Your task is to filter the data below down to the lines holding "diagram".

start DATA PROVIDED

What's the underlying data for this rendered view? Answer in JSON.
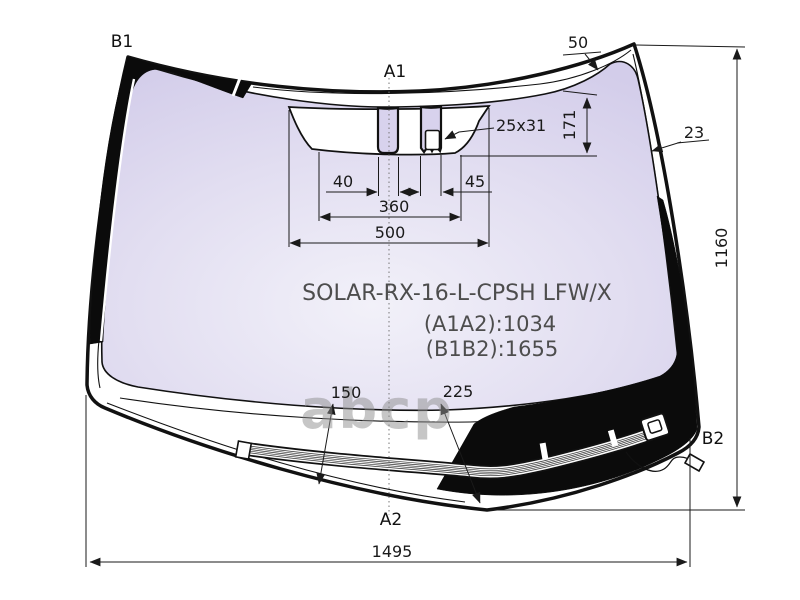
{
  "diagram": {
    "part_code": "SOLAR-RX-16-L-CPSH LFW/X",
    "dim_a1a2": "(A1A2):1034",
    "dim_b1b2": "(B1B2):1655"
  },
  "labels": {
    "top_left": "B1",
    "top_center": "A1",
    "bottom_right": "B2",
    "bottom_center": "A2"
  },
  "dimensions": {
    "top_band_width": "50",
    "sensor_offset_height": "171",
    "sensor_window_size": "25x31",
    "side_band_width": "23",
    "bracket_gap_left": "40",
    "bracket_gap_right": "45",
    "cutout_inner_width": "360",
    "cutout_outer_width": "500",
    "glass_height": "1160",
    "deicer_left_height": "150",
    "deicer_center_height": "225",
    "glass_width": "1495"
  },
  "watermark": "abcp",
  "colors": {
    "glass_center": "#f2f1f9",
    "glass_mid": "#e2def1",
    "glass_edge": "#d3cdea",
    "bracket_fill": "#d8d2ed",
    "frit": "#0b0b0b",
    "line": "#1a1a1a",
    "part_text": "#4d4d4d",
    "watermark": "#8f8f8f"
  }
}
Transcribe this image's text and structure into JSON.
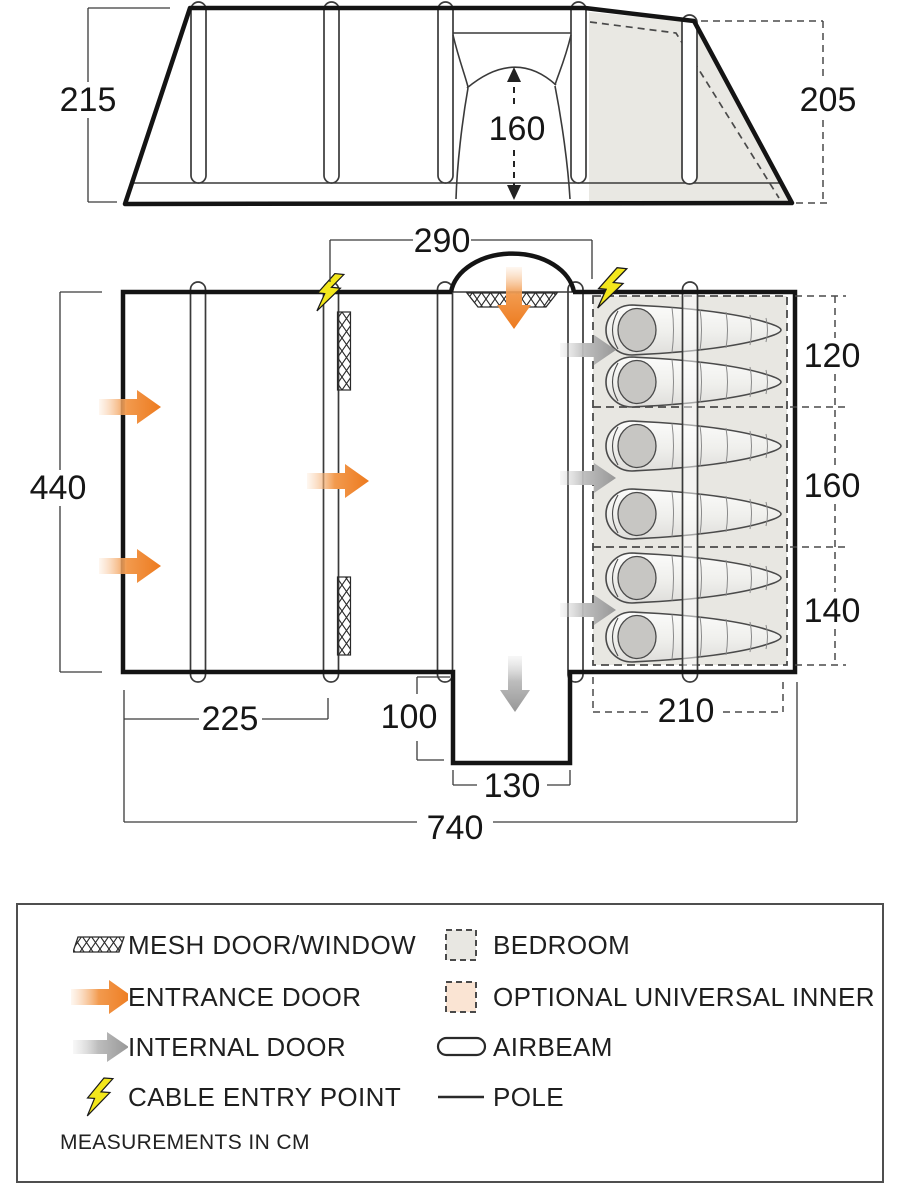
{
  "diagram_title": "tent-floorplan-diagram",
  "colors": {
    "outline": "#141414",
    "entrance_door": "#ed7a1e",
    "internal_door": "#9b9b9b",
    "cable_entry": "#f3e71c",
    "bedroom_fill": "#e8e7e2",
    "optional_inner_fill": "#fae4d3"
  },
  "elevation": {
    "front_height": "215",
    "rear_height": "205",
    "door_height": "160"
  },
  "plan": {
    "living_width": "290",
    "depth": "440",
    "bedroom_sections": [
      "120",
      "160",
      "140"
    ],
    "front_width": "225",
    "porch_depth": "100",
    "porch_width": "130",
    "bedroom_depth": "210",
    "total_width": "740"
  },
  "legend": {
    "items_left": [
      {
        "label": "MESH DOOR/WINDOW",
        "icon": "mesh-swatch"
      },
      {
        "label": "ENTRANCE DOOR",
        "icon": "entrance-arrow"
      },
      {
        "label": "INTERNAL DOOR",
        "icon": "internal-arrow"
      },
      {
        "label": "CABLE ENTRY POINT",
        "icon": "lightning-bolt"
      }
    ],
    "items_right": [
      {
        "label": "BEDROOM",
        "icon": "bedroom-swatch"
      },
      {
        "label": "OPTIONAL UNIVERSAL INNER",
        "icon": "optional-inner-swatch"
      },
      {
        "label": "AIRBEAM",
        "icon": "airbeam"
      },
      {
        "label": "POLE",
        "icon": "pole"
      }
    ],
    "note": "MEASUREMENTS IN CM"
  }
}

end DATA PROVIDED

> FULL ANSWER
  "diagram": {
  "diagram_title": "tent-floorplan-diagram",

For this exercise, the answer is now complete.